=== Given data ===
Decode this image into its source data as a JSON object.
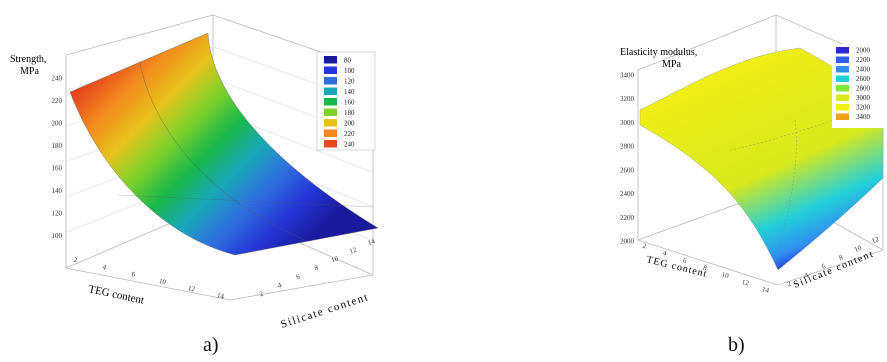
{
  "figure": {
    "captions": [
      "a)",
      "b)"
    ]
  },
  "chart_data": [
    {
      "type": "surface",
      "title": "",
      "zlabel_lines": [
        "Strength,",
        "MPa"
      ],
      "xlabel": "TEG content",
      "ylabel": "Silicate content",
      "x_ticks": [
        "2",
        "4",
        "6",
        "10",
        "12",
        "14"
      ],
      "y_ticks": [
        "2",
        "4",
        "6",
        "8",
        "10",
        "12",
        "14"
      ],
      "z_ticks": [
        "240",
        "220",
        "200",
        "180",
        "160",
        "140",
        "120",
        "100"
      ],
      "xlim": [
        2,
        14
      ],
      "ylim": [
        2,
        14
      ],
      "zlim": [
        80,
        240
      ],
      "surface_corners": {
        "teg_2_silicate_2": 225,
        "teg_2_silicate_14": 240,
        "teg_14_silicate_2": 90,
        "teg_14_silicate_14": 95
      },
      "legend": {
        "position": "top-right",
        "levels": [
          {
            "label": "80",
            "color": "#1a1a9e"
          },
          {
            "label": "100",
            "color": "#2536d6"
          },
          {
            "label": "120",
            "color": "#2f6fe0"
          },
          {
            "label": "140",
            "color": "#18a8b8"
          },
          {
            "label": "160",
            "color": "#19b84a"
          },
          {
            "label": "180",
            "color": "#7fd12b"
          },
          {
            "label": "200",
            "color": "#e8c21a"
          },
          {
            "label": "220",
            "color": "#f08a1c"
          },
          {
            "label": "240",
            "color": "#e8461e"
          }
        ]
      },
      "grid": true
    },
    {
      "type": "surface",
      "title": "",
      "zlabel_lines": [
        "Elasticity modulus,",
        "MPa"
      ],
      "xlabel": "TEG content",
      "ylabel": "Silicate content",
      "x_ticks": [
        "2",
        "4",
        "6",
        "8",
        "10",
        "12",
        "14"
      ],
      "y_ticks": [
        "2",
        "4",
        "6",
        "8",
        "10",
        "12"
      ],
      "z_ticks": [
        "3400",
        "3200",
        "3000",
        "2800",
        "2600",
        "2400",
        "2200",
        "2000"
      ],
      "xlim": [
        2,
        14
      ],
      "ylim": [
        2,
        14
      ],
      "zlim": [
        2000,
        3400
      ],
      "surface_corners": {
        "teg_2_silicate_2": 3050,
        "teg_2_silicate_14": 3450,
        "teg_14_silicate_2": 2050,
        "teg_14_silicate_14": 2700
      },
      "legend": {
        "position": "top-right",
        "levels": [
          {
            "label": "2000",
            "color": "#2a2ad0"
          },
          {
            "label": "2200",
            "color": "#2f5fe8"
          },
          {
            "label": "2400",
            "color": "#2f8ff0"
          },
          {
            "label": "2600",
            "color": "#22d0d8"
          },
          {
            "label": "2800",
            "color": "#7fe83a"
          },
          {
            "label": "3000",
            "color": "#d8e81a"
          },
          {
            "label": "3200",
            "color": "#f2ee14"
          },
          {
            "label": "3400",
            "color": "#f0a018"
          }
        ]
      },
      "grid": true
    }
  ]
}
===
### [Short task]
Without the pictures, restate all the entries above exactly.

### [Finished exercise]
Decode this image into its source data as a JSON object.
{
  "figure": {
    "captions": [
      "a)",
      "b)"
    ]
  },
  "chart_data": [
    {
      "type": "surface",
      "title": "",
      "zlabel_lines": [
        "Strength,",
        "MPa"
      ],
      "xlabel": "TEG content",
      "ylabel": "Silicate content",
      "x_ticks": [
        "2",
        "4",
        "6",
        "10",
        "12",
        "14"
      ],
      "y_ticks": [
        "2",
        "4",
        "6",
        "8",
        "10",
        "12",
        "14"
      ],
      "z_ticks": [
        "240",
        "220",
        "200",
        "180",
        "160",
        "140",
        "120",
        "100"
      ],
      "xlim": [
        2,
        14
      ],
      "ylim": [
        2,
        14
      ],
      "zlim": [
        80,
        240
      ],
      "surface_corners": {
        "teg_2_silicate_2": 225,
        "teg_2_silicate_14": 240,
        "teg_14_silicate_2": 90,
        "teg_14_silicate_14": 95
      },
      "legend": {
        "position": "top-right",
        "levels": [
          {
            "label": "80",
            "color": "#1a1a9e"
          },
          {
            "label": "100",
            "color": "#2536d6"
          },
          {
            "label": "120",
            "color": "#2f6fe0"
          },
          {
            "label": "140",
            "color": "#18a8b8"
          },
          {
            "label": "160",
            "color": "#19b84a"
          },
          {
            "label": "180",
            "color": "#7fd12b"
          },
          {
            "label": "200",
            "color": "#e8c21a"
          },
          {
            "label": "220",
            "color": "#f08a1c"
          },
          {
            "label": "240",
            "color": "#e8461e"
          }
        ]
      },
      "grid": true
    },
    {
      "type": "surface",
      "title": "",
      "zlabel_lines": [
        "Elasticity modulus,",
        "MPa"
      ],
      "xlabel": "TEG content",
      "ylabel": "Silicate content",
      "x_ticks": [
        "2",
        "4",
        "6",
        "8",
        "10",
        "12",
        "14"
      ],
      "y_ticks": [
        "2",
        "4",
        "6",
        "8",
        "10",
        "12"
      ],
      "z_ticks": [
        "3400",
        "3200",
        "3000",
        "2800",
        "2600",
        "2400",
        "2200",
        "2000"
      ],
      "xlim": [
        2,
        14
      ],
      "ylim": [
        2,
        14
      ],
      "zlim": [
        2000,
        3400
      ],
      "surface_corners": {
        "teg_2_silicate_2": 3050,
        "teg_2_silicate_14": 3450,
        "teg_14_silicate_2": 2050,
        "teg_14_silicate_14": 2700
      },
      "legend": {
        "position": "top-right",
        "levels": [
          {
            "label": "2000",
            "color": "#2a2ad0"
          },
          {
            "label": "2200",
            "color": "#2f5fe8"
          },
          {
            "label": "2400",
            "color": "#2f8ff0"
          },
          {
            "label": "2600",
            "color": "#22d0d8"
          },
          {
            "label": "2800",
            "color": "#7fe83a"
          },
          {
            "label": "3000",
            "color": "#d8e81a"
          },
          {
            "label": "3200",
            "color": "#f2ee14"
          },
          {
            "label": "3400",
            "color": "#f0a018"
          }
        ]
      },
      "grid": true
    }
  ]
}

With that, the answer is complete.